== Task instructions ==
What follows is a set of records; restate each one word for word and drop the pictures.

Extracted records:
— BEGIN —

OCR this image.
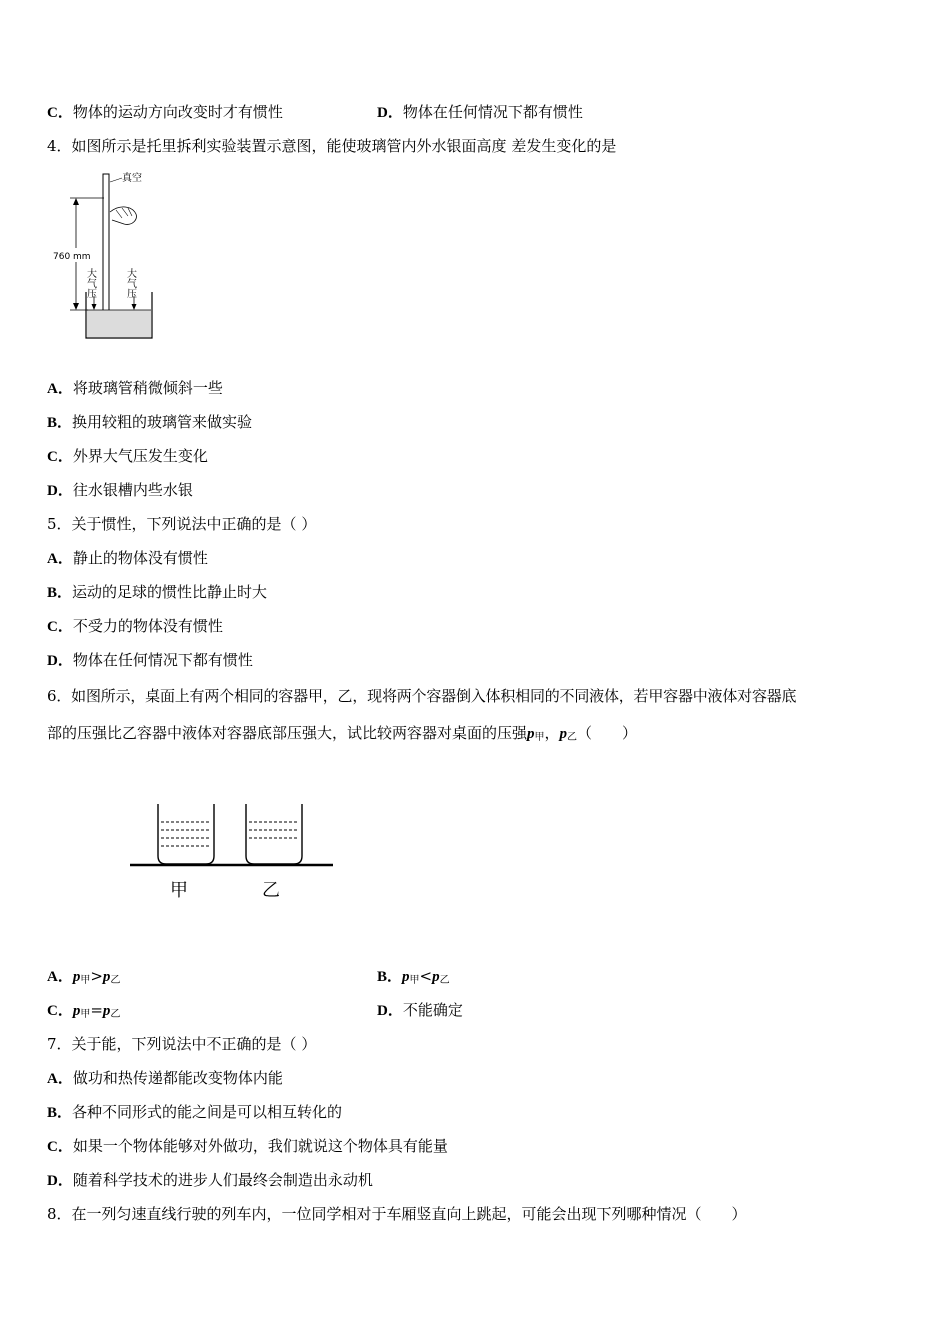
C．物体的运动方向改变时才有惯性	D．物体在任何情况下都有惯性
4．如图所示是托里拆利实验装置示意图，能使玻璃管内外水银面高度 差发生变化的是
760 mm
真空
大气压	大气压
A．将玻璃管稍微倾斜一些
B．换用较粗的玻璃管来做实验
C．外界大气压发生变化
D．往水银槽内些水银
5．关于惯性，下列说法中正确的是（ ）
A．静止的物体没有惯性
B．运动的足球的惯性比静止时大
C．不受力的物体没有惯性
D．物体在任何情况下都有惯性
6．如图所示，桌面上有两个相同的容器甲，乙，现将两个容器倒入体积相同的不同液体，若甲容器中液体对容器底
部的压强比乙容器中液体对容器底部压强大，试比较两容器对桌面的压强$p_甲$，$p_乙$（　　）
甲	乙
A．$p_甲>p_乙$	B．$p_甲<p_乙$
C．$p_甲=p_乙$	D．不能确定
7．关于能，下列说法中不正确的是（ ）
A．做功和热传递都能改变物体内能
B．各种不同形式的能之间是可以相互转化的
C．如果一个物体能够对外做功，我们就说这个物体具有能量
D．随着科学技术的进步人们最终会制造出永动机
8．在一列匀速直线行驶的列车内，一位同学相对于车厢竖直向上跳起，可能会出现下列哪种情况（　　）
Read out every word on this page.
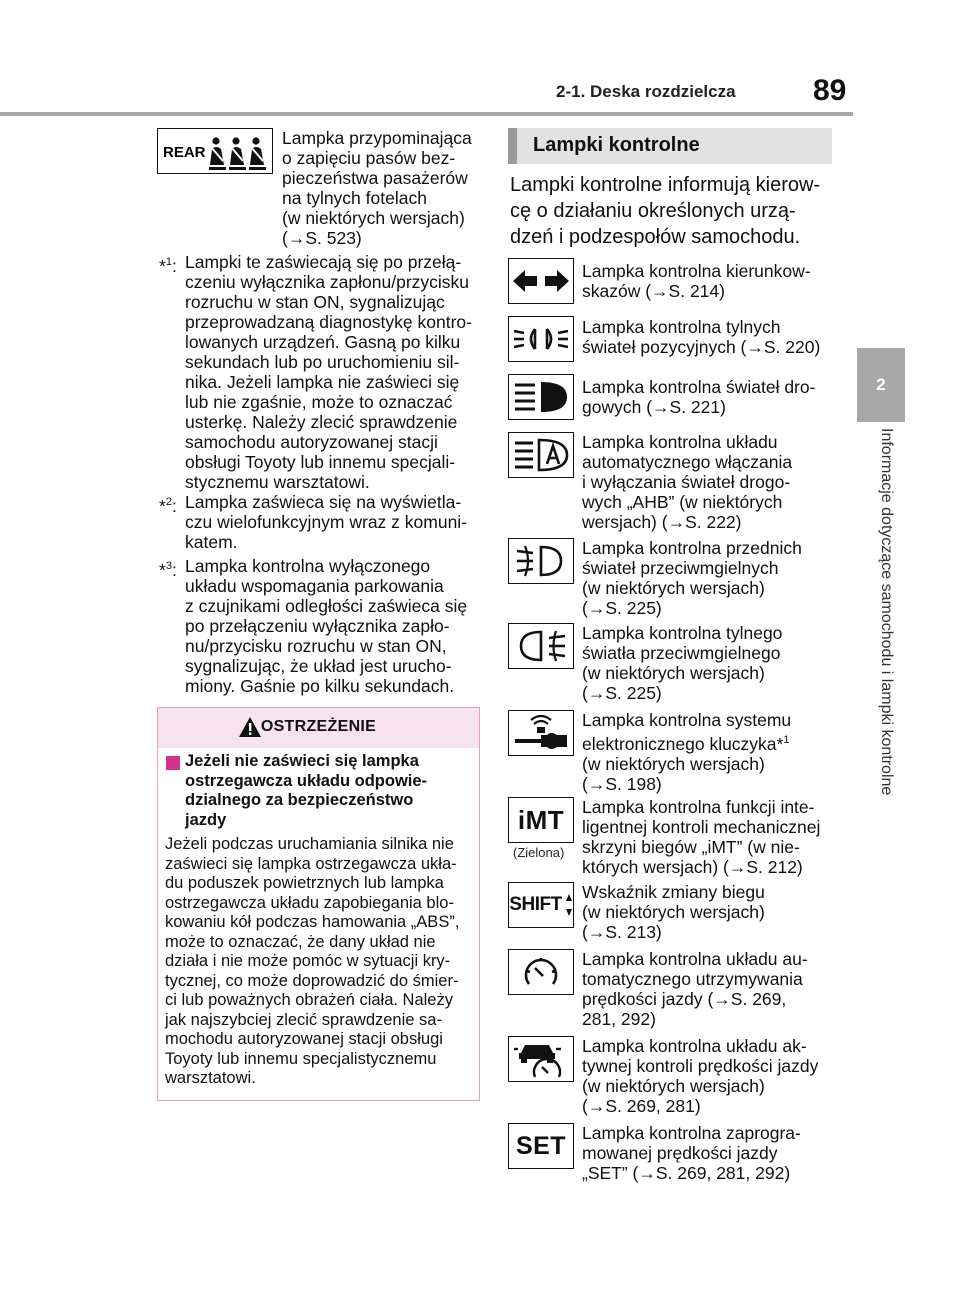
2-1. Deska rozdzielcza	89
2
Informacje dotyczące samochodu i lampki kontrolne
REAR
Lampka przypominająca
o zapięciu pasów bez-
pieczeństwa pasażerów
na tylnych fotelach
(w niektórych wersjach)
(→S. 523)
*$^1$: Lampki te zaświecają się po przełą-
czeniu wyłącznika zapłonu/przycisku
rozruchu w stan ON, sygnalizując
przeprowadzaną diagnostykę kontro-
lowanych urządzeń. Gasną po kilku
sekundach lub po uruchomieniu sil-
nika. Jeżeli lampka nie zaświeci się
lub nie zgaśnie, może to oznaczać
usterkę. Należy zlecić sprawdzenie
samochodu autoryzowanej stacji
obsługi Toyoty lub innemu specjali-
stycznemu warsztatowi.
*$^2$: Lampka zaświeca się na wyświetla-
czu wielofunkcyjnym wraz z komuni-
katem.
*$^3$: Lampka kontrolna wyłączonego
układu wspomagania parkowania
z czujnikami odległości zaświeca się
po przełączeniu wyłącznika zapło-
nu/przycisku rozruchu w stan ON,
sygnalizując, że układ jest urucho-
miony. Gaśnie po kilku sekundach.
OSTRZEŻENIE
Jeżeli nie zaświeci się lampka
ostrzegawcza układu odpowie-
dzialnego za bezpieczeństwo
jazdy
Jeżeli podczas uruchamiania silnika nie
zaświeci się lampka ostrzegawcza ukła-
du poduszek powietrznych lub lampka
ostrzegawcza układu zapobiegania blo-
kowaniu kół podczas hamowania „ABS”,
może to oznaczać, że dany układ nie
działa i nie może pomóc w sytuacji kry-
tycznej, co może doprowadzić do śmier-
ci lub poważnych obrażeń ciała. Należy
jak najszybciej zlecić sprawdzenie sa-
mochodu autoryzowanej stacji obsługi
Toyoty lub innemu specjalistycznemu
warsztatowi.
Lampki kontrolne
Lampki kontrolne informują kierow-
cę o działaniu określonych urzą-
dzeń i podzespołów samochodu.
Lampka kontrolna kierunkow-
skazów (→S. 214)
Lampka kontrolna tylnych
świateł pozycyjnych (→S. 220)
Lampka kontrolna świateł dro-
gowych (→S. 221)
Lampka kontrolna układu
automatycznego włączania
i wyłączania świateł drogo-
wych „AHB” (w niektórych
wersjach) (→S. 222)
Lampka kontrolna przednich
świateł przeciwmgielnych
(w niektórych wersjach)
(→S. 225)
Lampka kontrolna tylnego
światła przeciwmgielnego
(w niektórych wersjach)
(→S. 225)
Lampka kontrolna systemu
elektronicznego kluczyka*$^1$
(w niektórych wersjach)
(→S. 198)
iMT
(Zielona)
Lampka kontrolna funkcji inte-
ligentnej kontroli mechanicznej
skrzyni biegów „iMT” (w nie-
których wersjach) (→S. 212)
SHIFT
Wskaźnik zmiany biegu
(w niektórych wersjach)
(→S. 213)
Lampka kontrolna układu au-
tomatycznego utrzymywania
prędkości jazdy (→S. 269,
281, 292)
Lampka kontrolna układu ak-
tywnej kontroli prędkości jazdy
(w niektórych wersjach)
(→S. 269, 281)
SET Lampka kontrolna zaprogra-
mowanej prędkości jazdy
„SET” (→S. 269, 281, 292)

— END —

== Exercise answer ==
OCR this image.
C．物体的运动方向改变时才有惯性	D．物体在任何情况下都有惯性
4．如图所示是托里拆利实验装置示意图，能使玻璃管内外水银面高度 差发生变化的是
760 mm
真空
大气压	大气压
A．将玻璃管稍微倾斜一些
B．换用较粗的玻璃管来做实验
C．外界大气压发生变化
D．往水银槽内些水银
5．关于惯性，下列说法中正确的是（ ）
A．静止的物体没有惯性
B．运动的足球的惯性比静止时大
C．不受力的物体没有惯性
D．物体在任何情况下都有惯性
6．如图所示，桌面上有两个相同的容器甲，乙，现将两个容器倒入体积相同的不同液体，若甲容器中液体对容器底
部的压强比乙容器中液体对容器底部压强大，试比较两容器对桌面的压强$p_甲$，$p_乙$（　　）
甲	乙
A．$p_甲>p_乙$	B．$p_甲<p_乙$
C．$p_甲=p_乙$	D．不能确定
7．关于能，下列说法中不正确的是（ ）
A．做功和热传递都能改变物体内能
B．各种不同形式的能之间是可以相互转化的
C．如果一个物体能够对外做功，我们就说这个物体具有能量
D．随着科学技术的进步人们最终会制造出永动机
8．在一列匀速直线行驶的列车内，一位同学相对于车厢竖直向上跳起，可能会出现下列哪种情况（　　）
Read out every word on this page.
2-1. Deska rozdzielcza	89
2
Informacje dotyczące samochodu i lampki kontrolne
REAR
Lampka przypominająca
o zapięciu pasów bez-
pieczeństwa pasażerów
na tylnych fotelach
(w niektórych wersjach)
(→S. 523)
*$^1$: Lampki te zaświecają się po przełą-
czeniu wyłącznika zapłonu/przycisku
rozruchu w stan ON, sygnalizując
przeprowadzaną diagnostykę kontro-
lowanych urządzeń. Gasną po kilku
sekundach lub po uruchomieniu sil-
nika. Jeżeli lampka nie zaświeci się
lub nie zgaśnie, może to oznaczać
usterkę. Należy zlecić sprawdzenie
samochodu autoryzowanej stacji
obsługi Toyoty lub innemu specjali-
stycznemu warsztatowi.
*$^2$: Lampka zaświeca się na wyświetla-
czu wielofunkcyjnym wraz z komuni-
katem.
*$^3$: Lampka kontrolna wyłączonego
układu wspomagania parkowania
z czujnikami odległości zaświeca się
po przełączeniu wyłącznika zapło-
nu/przycisku rozruchu w stan ON,
sygnalizując, że układ jest urucho-
miony. Gaśnie po kilku sekundach.
OSTRZEŻENIE
Jeżeli nie zaświeci się lampka
ostrzegawcza układu odpowie-
dzialnego za bezpieczeństwo
jazdy
Jeżeli podczas uruchamiania silnika nie
zaświeci się lampka ostrzegawcza ukła-
du poduszek powietrznych lub lampka
ostrzegawcza układu zapobiegania blo-
kowaniu kół podczas hamowania „ABS”,
może to oznaczać, że dany układ nie
działa i nie może pomóc w sytuacji kry-
tycznej, co może doprowadzić do śmier-
ci lub poważnych obrażeń ciała. Należy
jak najszybciej zlecić sprawdzenie sa-
mochodu autoryzowanej stacji obsługi
Toyoty lub innemu specjalistycznemu
warsztatowi.
Lampki kontrolne
Lampki kontrolne informują kierow-
cę o działaniu określonych urzą-
dzeń i podzespołów samochodu.
Lampka kontrolna kierunkow-
skazów (→S. 214)
Lampka kontrolna tylnych
świateł pozycyjnych (→S. 220)
Lampka kontrolna świateł dro-
gowych (→S. 221)
Lampka kontrolna układu
automatycznego włączania
i wyłączania świateł drogo-
wych „AHB” (w niektórych
wersjach) (→S. 222)
Lampka kontrolna przednich
świateł przeciwmgielnych
(w niektórych wersjach)
(→S. 225)
Lampka kontrolna tylnego
światła przeciwmgielnego
(w niektórych wersjach)
(→S. 225)
Lampka kontrolna systemu
elektronicznego kluczyka*$^1$
(w niektórych wersjach)
(→S. 198)
iMT
(Zielona)
Lampka kontrolna funkcji inte-
ligentnej kontroli mechanicznej
skrzyni biegów „iMT” (w nie-
których wersjach) (→S. 212)
SHIFT
Wskaźnik zmiany biegu
(w niektórych wersjach)
(→S. 213)
Lampka kontrolna układu au-
tomatycznego utrzymywania
prędkości jazdy (→S. 269,
281, 292)
Lampka kontrolna układu ak-
tywnej kontroli prędkości jazdy
(w niektórych wersjach)
(→S. 269, 281)
SET Lampka kontrolna zaprogra-
mowanej prędkości jazdy
„SET” (→S. 269, 281, 292)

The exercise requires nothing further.